• INPUT FOR THIS TASK:
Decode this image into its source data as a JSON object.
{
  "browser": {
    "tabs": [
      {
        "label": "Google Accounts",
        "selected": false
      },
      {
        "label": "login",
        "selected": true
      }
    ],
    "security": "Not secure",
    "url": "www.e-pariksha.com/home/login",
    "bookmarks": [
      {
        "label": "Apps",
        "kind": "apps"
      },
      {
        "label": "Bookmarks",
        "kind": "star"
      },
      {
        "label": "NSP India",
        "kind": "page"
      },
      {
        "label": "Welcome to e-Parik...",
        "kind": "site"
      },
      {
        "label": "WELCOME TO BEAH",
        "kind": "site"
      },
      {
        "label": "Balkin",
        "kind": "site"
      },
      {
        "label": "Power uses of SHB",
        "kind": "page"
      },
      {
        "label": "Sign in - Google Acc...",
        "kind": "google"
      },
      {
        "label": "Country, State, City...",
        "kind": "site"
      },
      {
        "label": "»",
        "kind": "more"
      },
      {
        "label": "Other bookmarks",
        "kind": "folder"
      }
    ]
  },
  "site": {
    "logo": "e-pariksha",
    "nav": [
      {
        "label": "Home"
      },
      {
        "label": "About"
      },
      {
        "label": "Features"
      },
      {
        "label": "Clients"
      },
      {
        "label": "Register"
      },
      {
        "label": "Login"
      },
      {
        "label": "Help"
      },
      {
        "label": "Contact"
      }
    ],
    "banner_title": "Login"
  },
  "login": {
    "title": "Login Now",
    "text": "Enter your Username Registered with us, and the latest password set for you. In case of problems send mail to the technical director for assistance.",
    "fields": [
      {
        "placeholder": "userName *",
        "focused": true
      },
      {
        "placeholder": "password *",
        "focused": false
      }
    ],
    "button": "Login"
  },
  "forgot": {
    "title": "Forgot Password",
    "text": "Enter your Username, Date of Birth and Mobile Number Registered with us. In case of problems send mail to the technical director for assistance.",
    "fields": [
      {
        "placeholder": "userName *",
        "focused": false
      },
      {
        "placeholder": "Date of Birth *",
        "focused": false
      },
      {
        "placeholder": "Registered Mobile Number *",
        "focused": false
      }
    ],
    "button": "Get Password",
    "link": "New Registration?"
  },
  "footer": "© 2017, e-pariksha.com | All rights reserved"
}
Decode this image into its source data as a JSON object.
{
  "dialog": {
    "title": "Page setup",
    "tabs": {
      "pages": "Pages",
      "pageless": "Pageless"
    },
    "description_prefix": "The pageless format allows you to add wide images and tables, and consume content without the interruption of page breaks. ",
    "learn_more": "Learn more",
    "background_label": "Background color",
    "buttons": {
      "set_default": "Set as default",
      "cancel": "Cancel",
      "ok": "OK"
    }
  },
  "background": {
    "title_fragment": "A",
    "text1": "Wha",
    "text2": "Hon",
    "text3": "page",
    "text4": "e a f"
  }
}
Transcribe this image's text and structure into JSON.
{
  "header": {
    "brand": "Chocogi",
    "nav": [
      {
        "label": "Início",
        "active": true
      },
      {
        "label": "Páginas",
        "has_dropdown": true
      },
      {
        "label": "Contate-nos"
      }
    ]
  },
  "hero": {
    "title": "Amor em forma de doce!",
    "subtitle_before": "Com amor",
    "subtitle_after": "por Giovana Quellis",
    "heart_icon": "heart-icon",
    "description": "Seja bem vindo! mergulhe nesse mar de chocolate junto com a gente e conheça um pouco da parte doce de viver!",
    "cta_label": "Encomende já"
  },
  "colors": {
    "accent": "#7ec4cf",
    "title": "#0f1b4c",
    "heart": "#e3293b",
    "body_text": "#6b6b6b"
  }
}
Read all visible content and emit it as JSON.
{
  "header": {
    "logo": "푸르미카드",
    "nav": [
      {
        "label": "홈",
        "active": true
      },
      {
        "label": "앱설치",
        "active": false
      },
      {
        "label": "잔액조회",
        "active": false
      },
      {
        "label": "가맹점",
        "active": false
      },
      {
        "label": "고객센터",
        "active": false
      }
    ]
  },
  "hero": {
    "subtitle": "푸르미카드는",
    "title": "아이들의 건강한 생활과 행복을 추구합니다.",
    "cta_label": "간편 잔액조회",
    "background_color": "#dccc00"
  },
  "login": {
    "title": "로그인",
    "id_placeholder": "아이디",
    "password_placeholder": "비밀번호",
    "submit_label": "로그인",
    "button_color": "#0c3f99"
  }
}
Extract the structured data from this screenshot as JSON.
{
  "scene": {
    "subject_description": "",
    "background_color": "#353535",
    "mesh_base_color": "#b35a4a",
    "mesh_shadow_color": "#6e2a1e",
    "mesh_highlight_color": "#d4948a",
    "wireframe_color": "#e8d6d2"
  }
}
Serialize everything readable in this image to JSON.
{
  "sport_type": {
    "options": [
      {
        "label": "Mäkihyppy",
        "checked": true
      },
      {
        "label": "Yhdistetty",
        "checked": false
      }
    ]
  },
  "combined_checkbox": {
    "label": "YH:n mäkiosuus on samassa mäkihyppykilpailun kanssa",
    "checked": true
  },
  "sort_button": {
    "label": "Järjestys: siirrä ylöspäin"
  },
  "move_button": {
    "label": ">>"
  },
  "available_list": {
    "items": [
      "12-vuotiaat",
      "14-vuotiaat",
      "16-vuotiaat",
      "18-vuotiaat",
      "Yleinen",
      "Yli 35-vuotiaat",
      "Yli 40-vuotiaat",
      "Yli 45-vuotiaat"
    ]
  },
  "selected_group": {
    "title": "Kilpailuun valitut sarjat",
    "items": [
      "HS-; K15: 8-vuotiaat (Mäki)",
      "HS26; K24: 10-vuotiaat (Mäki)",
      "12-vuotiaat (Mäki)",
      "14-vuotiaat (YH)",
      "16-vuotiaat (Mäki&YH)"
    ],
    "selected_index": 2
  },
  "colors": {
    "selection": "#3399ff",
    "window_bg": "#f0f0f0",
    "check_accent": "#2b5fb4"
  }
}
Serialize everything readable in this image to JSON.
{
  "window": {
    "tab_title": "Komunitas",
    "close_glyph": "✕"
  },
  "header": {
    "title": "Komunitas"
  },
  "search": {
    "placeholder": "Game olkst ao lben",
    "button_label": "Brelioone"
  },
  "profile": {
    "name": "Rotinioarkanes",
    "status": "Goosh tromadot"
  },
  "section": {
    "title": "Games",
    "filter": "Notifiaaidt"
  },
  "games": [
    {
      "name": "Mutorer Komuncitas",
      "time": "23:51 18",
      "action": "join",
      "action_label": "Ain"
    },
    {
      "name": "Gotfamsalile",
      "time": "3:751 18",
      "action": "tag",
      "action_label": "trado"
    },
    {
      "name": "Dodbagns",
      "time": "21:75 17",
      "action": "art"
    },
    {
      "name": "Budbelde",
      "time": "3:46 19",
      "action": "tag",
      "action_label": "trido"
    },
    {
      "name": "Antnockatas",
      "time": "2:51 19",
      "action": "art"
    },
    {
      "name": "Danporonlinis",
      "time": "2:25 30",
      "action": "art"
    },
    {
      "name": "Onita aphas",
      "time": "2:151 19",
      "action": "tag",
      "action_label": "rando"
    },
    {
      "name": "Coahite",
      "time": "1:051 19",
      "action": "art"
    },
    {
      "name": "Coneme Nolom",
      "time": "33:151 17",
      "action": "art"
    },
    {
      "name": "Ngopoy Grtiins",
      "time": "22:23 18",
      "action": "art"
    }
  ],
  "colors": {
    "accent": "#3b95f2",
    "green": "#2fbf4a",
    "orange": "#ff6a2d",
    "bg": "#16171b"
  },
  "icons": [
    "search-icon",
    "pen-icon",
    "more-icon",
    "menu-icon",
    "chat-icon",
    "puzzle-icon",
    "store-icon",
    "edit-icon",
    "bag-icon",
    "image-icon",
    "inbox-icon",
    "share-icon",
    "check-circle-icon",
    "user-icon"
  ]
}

• WHAT YOU HAVE TO DO:
Report all lines of the material that contain the word "checked".

• FINISHED EXERCISE:
        "checked": true
        "checked": false
    "checked": true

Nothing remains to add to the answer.